◆ **What the exercise asks**:
Write the records out again, precisely as they stand.

◆ **Data lines**:
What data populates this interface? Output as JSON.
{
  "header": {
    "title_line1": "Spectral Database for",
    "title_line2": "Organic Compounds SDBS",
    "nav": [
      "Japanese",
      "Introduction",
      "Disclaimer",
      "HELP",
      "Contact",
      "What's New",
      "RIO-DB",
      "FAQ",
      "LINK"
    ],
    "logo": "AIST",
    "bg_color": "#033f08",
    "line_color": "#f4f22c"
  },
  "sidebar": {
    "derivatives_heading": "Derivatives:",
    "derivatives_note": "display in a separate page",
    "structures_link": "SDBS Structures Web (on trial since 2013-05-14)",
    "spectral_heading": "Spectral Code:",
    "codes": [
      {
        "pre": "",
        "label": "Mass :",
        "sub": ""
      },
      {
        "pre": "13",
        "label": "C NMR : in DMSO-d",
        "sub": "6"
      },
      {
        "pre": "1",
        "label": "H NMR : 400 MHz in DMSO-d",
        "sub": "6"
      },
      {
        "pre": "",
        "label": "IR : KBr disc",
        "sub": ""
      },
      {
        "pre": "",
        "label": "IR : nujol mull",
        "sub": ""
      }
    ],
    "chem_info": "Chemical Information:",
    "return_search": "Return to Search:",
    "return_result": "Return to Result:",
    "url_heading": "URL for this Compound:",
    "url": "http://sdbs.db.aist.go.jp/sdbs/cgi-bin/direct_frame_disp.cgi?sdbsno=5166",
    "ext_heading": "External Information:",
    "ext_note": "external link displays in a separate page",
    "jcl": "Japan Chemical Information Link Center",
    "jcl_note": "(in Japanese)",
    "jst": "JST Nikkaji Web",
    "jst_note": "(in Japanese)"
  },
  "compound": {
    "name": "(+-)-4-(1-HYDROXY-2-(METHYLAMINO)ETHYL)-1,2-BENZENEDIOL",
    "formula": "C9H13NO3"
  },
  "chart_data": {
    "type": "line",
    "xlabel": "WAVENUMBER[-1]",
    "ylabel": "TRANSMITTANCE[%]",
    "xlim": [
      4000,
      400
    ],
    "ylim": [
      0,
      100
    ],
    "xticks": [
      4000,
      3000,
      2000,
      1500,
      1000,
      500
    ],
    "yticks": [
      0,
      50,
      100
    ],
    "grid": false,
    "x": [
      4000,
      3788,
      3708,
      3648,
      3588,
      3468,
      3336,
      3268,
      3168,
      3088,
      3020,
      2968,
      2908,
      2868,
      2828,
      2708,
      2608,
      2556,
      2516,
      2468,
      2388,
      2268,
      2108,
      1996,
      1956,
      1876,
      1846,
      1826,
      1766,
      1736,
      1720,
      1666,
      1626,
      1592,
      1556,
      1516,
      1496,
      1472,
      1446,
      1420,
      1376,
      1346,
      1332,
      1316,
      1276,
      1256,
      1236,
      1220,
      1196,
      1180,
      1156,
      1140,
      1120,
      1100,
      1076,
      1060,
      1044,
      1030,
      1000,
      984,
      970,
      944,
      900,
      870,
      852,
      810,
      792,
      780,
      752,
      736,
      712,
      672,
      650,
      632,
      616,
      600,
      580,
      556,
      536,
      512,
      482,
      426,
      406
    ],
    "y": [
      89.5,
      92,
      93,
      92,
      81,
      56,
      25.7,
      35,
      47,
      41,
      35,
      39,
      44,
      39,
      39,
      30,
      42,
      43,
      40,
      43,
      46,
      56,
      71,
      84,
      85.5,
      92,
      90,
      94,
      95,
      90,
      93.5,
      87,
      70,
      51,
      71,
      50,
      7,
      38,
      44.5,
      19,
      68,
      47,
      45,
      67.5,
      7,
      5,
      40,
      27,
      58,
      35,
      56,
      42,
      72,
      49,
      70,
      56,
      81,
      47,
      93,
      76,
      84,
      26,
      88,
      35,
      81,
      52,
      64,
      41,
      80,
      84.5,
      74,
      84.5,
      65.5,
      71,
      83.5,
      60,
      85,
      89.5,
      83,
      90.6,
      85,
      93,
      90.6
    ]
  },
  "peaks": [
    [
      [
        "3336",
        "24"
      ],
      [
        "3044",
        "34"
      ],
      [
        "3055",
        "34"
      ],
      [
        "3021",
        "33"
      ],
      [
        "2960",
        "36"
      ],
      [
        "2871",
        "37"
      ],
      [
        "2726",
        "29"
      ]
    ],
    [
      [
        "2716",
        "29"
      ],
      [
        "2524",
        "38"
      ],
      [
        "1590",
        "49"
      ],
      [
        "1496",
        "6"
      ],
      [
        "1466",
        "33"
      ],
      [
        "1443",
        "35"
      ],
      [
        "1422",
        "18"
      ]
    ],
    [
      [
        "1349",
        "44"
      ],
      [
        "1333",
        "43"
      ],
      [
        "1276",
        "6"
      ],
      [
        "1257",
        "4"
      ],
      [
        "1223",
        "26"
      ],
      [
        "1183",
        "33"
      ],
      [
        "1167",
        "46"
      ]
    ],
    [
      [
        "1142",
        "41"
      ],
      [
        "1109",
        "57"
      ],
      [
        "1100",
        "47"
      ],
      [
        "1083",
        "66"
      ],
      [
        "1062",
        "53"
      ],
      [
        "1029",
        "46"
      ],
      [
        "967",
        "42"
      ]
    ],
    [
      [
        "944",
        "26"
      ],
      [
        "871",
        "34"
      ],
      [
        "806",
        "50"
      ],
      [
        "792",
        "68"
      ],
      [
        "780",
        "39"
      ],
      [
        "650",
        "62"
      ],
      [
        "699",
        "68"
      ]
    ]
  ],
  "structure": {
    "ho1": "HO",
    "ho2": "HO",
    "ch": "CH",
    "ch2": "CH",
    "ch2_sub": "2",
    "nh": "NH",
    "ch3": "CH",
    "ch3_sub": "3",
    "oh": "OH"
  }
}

◆ **Expected output**:
What data populates this interface? Output as JSON.
{
  "header": {
    "title_line1": "Spectral Database for",
    "title_line2": "Organic Compounds SDBS",
    "nav": [
      "Japanese",
      "Introduction",
      "Disclaimer",
      "HELP",
      "Contact",
      "What's New",
      "RIO-DB",
      "FAQ",
      "LINK"
    ],
    "logo": "AIST",
    "bg_color": "#033f08",
    "line_color": "#f4f22c"
  },
  "sidebar": {
    "derivatives_heading": "Derivatives:",
    "derivatives_note": "display in a separate page",
    "structures_link": "SDBS Structures Web (on trial since 2013-05-14)",
    "spectral_heading": "Spectral Code:",
    "codes": [
      {
        "pre": "",
        "label": "Mass :",
        "sub": ""
      },
      {
        "pre": "13",
        "label": "C NMR : in DMSO-d",
        "sub": "6"
      },
      {
        "pre": "1",
        "label": "H NMR : 400 MHz in DMSO-d",
        "sub": "6"
      },
      {
        "pre": "",
        "label": "IR : KBr disc",
        "sub": ""
      },
      {
        "pre": "",
        "label": "IR : nujol mull",
        "sub": ""
      }
    ],
    "chem_info": "Chemical Information:",
    "return_search": "Return to Search:",
    "return_result": "Return to Result:",
    "url_heading": "URL for this Compound:",
    "url": "http://sdbs.db.aist.go.jp/sdbs/cgi-bin/direct_frame_disp.cgi?sdbsno=5166",
    "ext_heading": "External Information:",
    "ext_note": "external link displays in a separate page",
    "jcl": "Japan Chemical Information Link Center",
    "jcl_note": "(in Japanese)",
    "jst": "JST Nikkaji Web",
    "jst_note": "(in Japanese)"
  },
  "compound": {
    "name": "(+-)-4-(1-HYDROXY-2-(METHYLAMINO)ETHYL)-1,2-BENZENEDIOL",
    "formula": "C9H13NO3"
  },
  "chart_data": {
    "type": "line",
    "xlabel": "WAVENUMBER[-1]",
    "ylabel": "TRANSMITTANCE[%]",
    "xlim": [
      4000,
      400
    ],
    "ylim": [
      0,
      100
    ],
    "xticks": [
      4000,
      3000,
      2000,
      1500,
      1000,
      500
    ],
    "yticks": [
      0,
      50,
      100
    ],
    "grid": false,
    "x": [
      4000,
      3788,
      3708,
      3648,
      3588,
      3468,
      3336,
      3268,
      3168,
      3088,
      3020,
      2968,
      2908,
      2868,
      2828,
      2708,
      2608,
      2556,
      2516,
      2468,
      2388,
      2268,
      2108,
      1996,
      1956,
      1876,
      1846,
      1826,
      1766,
      1736,
      1720,
      1666,
      1626,
      1592,
      1556,
      1516,
      1496,
      1472,
      1446,
      1420,
      1376,
      1346,
      1332,
      1316,
      1276,
      1256,
      1236,
      1220,
      1196,
      1180,
      1156,
      1140,
      1120,
      1100,
      1076,
      1060,
      1044,
      1030,
      1000,
      984,
      970,
      944,
      900,
      870,
      852,
      810,
      792,
      780,
      752,
      736,
      712,
      672,
      650,
      632,
      616,
      600,
      580,
      556,
      536,
      512,
      482,
      426,
      406
    ],
    "y": [
      89.5,
      92,
      93,
      92,
      81,
      56,
      25.7,
      35,
      47,
      41,
      35,
      39,
      44,
      39,
      39,
      30,
      42,
      43,
      40,
      43,
      46,
      56,
      71,
      84,
      85.5,
      92,
      90,
      94,
      95,
      90,
      93.5,
      87,
      70,
      51,
      71,
      50,
      7,
      38,
      44.5,
      19,
      68,
      47,
      45,
      67.5,
      7,
      5,
      40,
      27,
      58,
      35,
      56,
      42,
      72,
      49,
      70,
      56,
      81,
      47,
      93,
      76,
      84,
      26,
      88,
      35,
      81,
      52,
      64,
      41,
      80,
      84.5,
      74,
      84.5,
      65.5,
      71,
      83.5,
      60,
      85,
      89.5,
      83,
      90.6,
      85,
      93,
      90.6
    ]
  },
  "peaks": [
    [
      [
        "3336",
        "24"
      ],
      [
        "3044",
        "34"
      ],
      [
        "3055",
        "34"
      ],
      [
        "3021",
        "33"
      ],
      [
        "2960",
        "36"
      ],
      [
        "2871",
        "37"
      ],
      [
        "2726",
        "29"
      ]
    ],
    [
      [
        "2716",
        "29"
      ],
      [
        "2524",
        "38"
      ],
      [
        "1590",
        "49"
      ],
      [
        "1496",
        "6"
      ],
      [
        "1466",
        "33"
      ],
      [
        "1443",
        "35"
      ],
      [
        "1422",
        "18"
      ]
    ],
    [
      [
        "1349",
        "44"
      ],
      [
        "1333",
        "43"
      ],
      [
        "1276",
        "6"
      ],
      [
        "1257",
        "4"
      ],
      [
        "1223",
        "26"
      ],
      [
        "1183",
        "33"
      ],
      [
        "1167",
        "46"
      ]
    ],
    [
      [
        "1142",
        "41"
      ],
      [
        "1109",
        "57"
      ],
      [
        "1100",
        "47"
      ],
      [
        "1083",
        "66"
      ],
      [
        "1062",
        "53"
      ],
      [
        "1029",
        "46"
      ],
      [
        "967",
        "42"
      ]
    ],
    [
      [
        "944",
        "26"
      ],
      [
        "871",
        "34"
      ],
      [
        "806",
        "50"
      ],
      [
        "792",
        "68"
      ],
      [
        "780",
        "39"
      ],
      [
        "650",
        "62"
      ],
      [
        "699",
        "68"
      ]
    ]
  ],
  "structure": {
    "ho1": "HO",
    "ho2": "HO",
    "ch": "CH",
    "ch2": "CH",
    "ch2_sub": "2",
    "nh": "NH",
    "ch3": "CH",
    "ch3_sub": "3",
    "oh": "OH"
  }
}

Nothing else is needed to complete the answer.